Task to carry out: Retype the records below exactly as they appear, but leave out any pictures.

Records shown:
╔══

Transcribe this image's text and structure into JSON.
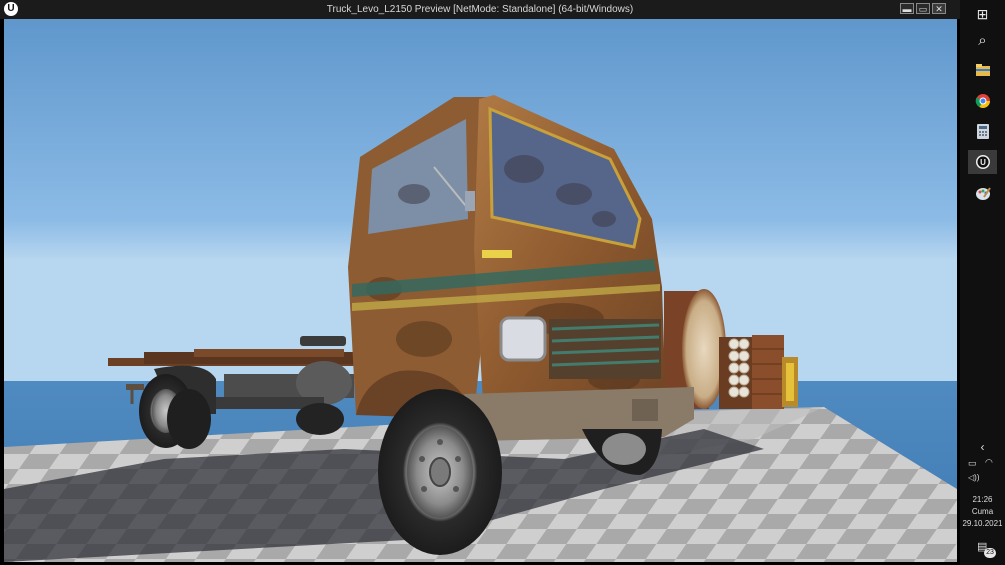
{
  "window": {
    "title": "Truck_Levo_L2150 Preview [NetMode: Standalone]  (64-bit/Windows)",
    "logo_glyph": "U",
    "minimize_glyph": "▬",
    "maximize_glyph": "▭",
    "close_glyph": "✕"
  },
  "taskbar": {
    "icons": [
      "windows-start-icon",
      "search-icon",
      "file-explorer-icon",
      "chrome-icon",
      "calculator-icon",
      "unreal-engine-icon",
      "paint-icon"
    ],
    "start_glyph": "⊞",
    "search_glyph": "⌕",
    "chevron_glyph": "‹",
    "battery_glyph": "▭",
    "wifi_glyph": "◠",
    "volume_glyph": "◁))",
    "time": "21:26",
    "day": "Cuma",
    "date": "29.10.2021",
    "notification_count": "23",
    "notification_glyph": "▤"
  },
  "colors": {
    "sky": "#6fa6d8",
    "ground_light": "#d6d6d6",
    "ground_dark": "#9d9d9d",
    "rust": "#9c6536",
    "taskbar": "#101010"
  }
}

╚══

Exercise response:
Transcribe this image's text and structure into JSON.
{
  "window": {
    "title": "Truck_Levo_L2150 Preview [NetMode: Standalone]  (64-bit/Windows)",
    "logo_glyph": "U",
    "minimize_glyph": "▬",
    "maximize_glyph": "▭",
    "close_glyph": "✕"
  },
  "taskbar": {
    "icons": [
      "windows-start-icon",
      "search-icon",
      "file-explorer-icon",
      "chrome-icon",
      "calculator-icon",
      "unreal-engine-icon",
      "paint-icon"
    ],
    "start_glyph": "⊞",
    "search_glyph": "⌕",
    "chevron_glyph": "‹",
    "battery_glyph": "▭",
    "wifi_glyph": "◠",
    "volume_glyph": "◁))",
    "time": "21:26",
    "day": "Cuma",
    "date": "29.10.2021",
    "notification_count": "23",
    "notification_glyph": "▤"
  },
  "colors": {
    "sky": "#6fa6d8",
    "ground_light": "#d6d6d6",
    "ground_dark": "#9d9d9d",
    "rust": "#9c6536",
    "taskbar": "#101010"
  }
}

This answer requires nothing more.